[Task objective] Extract every record, keeping each one exactly as it is.

[Items from a data source]

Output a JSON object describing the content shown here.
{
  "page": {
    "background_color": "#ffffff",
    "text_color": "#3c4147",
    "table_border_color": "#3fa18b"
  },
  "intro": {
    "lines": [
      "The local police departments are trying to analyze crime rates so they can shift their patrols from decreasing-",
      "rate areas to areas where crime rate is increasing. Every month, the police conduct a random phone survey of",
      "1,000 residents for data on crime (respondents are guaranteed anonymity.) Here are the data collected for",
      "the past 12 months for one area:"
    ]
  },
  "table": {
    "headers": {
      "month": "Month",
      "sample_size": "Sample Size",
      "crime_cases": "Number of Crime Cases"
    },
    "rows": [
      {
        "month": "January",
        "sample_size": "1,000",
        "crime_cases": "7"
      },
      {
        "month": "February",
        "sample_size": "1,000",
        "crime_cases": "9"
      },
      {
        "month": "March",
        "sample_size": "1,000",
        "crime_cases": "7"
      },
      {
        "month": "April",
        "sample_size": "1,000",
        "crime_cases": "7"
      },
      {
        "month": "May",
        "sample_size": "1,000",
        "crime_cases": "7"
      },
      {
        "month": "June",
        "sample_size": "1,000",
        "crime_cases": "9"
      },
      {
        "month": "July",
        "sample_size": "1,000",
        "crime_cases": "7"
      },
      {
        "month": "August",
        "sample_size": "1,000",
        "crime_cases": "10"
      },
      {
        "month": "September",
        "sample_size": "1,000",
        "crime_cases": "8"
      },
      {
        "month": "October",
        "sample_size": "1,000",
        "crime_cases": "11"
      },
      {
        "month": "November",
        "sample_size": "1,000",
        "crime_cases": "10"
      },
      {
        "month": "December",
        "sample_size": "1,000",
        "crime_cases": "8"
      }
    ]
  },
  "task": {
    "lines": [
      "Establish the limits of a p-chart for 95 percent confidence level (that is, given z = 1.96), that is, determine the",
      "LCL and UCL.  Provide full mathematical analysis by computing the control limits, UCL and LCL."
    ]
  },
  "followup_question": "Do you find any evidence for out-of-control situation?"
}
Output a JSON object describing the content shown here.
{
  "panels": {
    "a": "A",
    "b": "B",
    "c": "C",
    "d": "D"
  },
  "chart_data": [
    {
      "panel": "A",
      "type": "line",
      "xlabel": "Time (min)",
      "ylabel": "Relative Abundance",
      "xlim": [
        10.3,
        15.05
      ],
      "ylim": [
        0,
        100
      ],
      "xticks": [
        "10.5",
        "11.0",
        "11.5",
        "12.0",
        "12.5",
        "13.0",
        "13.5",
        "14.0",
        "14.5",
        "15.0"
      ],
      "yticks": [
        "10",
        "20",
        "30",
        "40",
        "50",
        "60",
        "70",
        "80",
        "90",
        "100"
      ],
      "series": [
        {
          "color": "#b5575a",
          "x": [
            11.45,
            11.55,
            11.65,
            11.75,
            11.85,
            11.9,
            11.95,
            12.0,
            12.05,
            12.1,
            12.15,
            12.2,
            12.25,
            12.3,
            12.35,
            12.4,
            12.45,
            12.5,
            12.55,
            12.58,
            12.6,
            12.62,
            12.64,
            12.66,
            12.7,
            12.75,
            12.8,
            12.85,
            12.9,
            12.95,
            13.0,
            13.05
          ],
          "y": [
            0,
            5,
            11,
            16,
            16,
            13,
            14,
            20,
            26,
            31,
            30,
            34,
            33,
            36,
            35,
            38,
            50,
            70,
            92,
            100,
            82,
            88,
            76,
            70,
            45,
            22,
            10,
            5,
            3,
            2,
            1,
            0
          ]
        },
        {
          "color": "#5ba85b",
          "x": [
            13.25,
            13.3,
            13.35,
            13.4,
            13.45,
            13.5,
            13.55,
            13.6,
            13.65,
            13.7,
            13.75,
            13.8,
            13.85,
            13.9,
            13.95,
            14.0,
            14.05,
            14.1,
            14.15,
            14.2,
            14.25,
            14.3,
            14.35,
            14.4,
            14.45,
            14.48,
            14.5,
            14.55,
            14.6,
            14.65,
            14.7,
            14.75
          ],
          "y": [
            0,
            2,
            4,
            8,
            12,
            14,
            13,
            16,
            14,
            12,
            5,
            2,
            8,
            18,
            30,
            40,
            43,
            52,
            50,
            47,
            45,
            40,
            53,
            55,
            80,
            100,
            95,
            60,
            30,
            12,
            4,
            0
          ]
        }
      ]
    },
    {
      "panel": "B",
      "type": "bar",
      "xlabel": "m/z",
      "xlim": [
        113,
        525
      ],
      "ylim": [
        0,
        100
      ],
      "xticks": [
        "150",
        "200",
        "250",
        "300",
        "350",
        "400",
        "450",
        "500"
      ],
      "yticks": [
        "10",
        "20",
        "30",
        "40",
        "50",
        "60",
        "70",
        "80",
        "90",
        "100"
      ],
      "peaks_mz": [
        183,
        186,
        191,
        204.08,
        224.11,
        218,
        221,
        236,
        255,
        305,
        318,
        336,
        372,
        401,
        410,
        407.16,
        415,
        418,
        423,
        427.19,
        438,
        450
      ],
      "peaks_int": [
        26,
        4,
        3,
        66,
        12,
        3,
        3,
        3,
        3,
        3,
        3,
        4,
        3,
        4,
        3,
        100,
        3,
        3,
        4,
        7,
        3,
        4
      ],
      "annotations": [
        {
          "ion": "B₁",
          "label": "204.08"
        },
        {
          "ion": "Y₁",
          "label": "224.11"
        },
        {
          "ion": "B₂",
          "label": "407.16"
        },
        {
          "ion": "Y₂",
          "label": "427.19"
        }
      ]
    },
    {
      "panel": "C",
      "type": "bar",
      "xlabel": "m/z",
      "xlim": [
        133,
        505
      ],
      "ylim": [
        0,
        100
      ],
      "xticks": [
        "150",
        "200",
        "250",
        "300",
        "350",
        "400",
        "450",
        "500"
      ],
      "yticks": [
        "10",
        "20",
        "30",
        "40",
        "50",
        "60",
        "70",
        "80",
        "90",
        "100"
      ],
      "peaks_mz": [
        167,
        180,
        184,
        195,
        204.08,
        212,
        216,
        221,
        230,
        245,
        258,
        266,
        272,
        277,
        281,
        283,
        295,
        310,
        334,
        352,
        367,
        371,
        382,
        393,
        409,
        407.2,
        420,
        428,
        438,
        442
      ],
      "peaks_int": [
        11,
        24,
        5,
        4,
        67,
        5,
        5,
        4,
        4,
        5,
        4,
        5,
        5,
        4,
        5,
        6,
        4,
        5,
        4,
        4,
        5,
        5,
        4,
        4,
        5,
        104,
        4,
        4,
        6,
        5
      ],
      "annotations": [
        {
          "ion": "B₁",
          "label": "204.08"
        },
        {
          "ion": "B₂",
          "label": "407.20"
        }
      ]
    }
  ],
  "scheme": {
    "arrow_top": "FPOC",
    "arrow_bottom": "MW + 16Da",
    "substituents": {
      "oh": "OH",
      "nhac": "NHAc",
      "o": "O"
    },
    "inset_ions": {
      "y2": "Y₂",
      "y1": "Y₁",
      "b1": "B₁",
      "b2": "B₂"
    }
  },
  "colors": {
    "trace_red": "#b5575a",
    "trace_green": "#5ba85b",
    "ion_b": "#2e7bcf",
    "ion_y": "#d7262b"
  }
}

[Result of the task]
Output a JSON object describing the content shown here.
{
  "page": {
    "background_color": "#ffffff",
    "text_color": "#3c4147",
    "table_border_color": "#3fa18b"
  },
  "intro": {
    "lines": [
      "The local police departments are trying to analyze crime rates so they can shift their patrols from decreasing-",
      "rate areas to areas where crime rate is increasing. Every month, the police conduct a random phone survey of",
      "1,000 residents for data on crime (respondents are guaranteed anonymity.) Here are the data collected for",
      "the past 12 months for one area:"
    ]
  },
  "table": {
    "headers": {
      "month": "Month",
      "sample_size": "Sample Size",
      "crime_cases": "Number of Crime Cases"
    },
    "rows": [
      {
        "month": "January",
        "sample_size": "1,000",
        "crime_cases": "7"
      },
      {
        "month": "February",
        "sample_size": "1,000",
        "crime_cases": "9"
      },
      {
        "month": "March",
        "sample_size": "1,000",
        "crime_cases": "7"
      },
      {
        "month": "April",
        "sample_size": "1,000",
        "crime_cases": "7"
      },
      {
        "month": "May",
        "sample_size": "1,000",
        "crime_cases": "7"
      },
      {
        "month": "June",
        "sample_size": "1,000",
        "crime_cases": "9"
      },
      {
        "month": "July",
        "sample_size": "1,000",
        "crime_cases": "7"
      },
      {
        "month": "August",
        "sample_size": "1,000",
        "crime_cases": "10"
      },
      {
        "month": "September",
        "sample_size": "1,000",
        "crime_cases": "8"
      },
      {
        "month": "October",
        "sample_size": "1,000",
        "crime_cases": "11"
      },
      {
        "month": "November",
        "sample_size": "1,000",
        "crime_cases": "10"
      },
      {
        "month": "December",
        "sample_size": "1,000",
        "crime_cases": "8"
      }
    ]
  },
  "task": {
    "lines": [
      "Establish the limits of a p-chart for 95 percent confidence level (that is, given z = 1.96), that is, determine the",
      "LCL and UCL.  Provide full mathematical analysis by computing the control limits, UCL and LCL."
    ]
  },
  "followup_question": "Do you find any evidence for out-of-control situation?"
}
Output a JSON object describing the content shown here.
{
  "panels": {
    "a": "A",
    "b": "B",
    "c": "C",
    "d": "D"
  },
  "chart_data": [
    {
      "panel": "A",
      "type": "line",
      "xlabel": "Time (min)",
      "ylabel": "Relative Abundance",
      "xlim": [
        10.3,
        15.05
      ],
      "ylim": [
        0,
        100
      ],
      "xticks": [
        "10.5",
        "11.0",
        "11.5",
        "12.0",
        "12.5",
        "13.0",
        "13.5",
        "14.0",
        "14.5",
        "15.0"
      ],
      "yticks": [
        "10",
        "20",
        "30",
        "40",
        "50",
        "60",
        "70",
        "80",
        "90",
        "100"
      ],
      "series": [
        {
          "color": "#b5575a",
          "x": [
            11.45,
            11.55,
            11.65,
            11.75,
            11.85,
            11.9,
            11.95,
            12.0,
            12.05,
            12.1,
            12.15,
            12.2,
            12.25,
            12.3,
            12.35,
            12.4,
            12.45,
            12.5,
            12.55,
            12.58,
            12.6,
            12.62,
            12.64,
            12.66,
            12.7,
            12.75,
            12.8,
            12.85,
            12.9,
            12.95,
            13.0,
            13.05
          ],
          "y": [
            0,
            5,
            11,
            16,
            16,
            13,
            14,
            20,
            26,
            31,
            30,
            34,
            33,
            36,
            35,
            38,
            50,
            70,
            92,
            100,
            82,
            88,
            76,
            70,
            45,
            22,
            10,
            5,
            3,
            2,
            1,
            0
          ]
        },
        {
          "color": "#5ba85b",
          "x": [
            13.25,
            13.3,
            13.35,
            13.4,
            13.45,
            13.5,
            13.55,
            13.6,
            13.65,
            13.7,
            13.75,
            13.8,
            13.85,
            13.9,
            13.95,
            14.0,
            14.05,
            14.1,
            14.15,
            14.2,
            14.25,
            14.3,
            14.35,
            14.4,
            14.45,
            14.48,
            14.5,
            14.55,
            14.6,
            14.65,
            14.7,
            14.75
          ],
          "y": [
            0,
            2,
            4,
            8,
            12,
            14,
            13,
            16,
            14,
            12,
            5,
            2,
            8,
            18,
            30,
            40,
            43,
            52,
            50,
            47,
            45,
            40,
            53,
            55,
            80,
            100,
            95,
            60,
            30,
            12,
            4,
            0
          ]
        }
      ]
    },
    {
      "panel": "B",
      "type": "bar",
      "xlabel": "m/z",
      "xlim": [
        113,
        525
      ],
      "ylim": [
        0,
        100
      ],
      "xticks": [
        "150",
        "200",
        "250",
        "300",
        "350",
        "400",
        "450",
        "500"
      ],
      "yticks": [
        "10",
        "20",
        "30",
        "40",
        "50",
        "60",
        "70",
        "80",
        "90",
        "100"
      ],
      "peaks_mz": [
        183,
        186,
        191,
        204.08,
        224.11,
        218,
        221,
        236,
        255,
        305,
        318,
        336,
        372,
        401,
        410,
        407.16,
        415,
        418,
        423,
        427.19,
        438,
        450
      ],
      "peaks_int": [
        26,
        4,
        3,
        66,
        12,
        3,
        3,
        3,
        3,
        3,
        3,
        4,
        3,
        4,
        3,
        100,
        3,
        3,
        4,
        7,
        3,
        4
      ],
      "annotations": [
        {
          "ion": "B₁",
          "label": "204.08"
        },
        {
          "ion": "Y₁",
          "label": "224.11"
        },
        {
          "ion": "B₂",
          "label": "407.16"
        },
        {
          "ion": "Y₂",
          "label": "427.19"
        }
      ]
    },
    {
      "panel": "C",
      "type": "bar",
      "xlabel": "m/z",
      "xlim": [
        133,
        505
      ],
      "ylim": [
        0,
        100
      ],
      "xticks": [
        "150",
        "200",
        "250",
        "300",
        "350",
        "400",
        "450",
        "500"
      ],
      "yticks": [
        "10",
        "20",
        "30",
        "40",
        "50",
        "60",
        "70",
        "80",
        "90",
        "100"
      ],
      "peaks_mz": [
        167,
        180,
        184,
        195,
        204.08,
        212,
        216,
        221,
        230,
        245,
        258,
        266,
        272,
        277,
        281,
        283,
        295,
        310,
        334,
        352,
        367,
        371,
        382,
        393,
        409,
        407.2,
        420,
        428,
        438,
        442
      ],
      "peaks_int": [
        11,
        24,
        5,
        4,
        67,
        5,
        5,
        4,
        4,
        5,
        4,
        5,
        5,
        4,
        5,
        6,
        4,
        5,
        4,
        4,
        5,
        5,
        4,
        4,
        5,
        104,
        4,
        4,
        6,
        5
      ],
      "annotations": [
        {
          "ion": "B₁",
          "label": "204.08"
        },
        {
          "ion": "B₂",
          "label": "407.20"
        }
      ]
    }
  ],
  "scheme": {
    "arrow_top": "FPOC",
    "arrow_bottom": "MW + 16Da",
    "substituents": {
      "oh": "OH",
      "nhac": "NHAc",
      "o": "O"
    },
    "inset_ions": {
      "y2": "Y₂",
      "y1": "Y₁",
      "b1": "B₁",
      "b2": "B₂"
    }
  },
  "colors": {
    "trace_red": "#b5575a",
    "trace_green": "#5ba85b",
    "ion_b": "#2e7bcf",
    "ion_y": "#d7262b"
  }
}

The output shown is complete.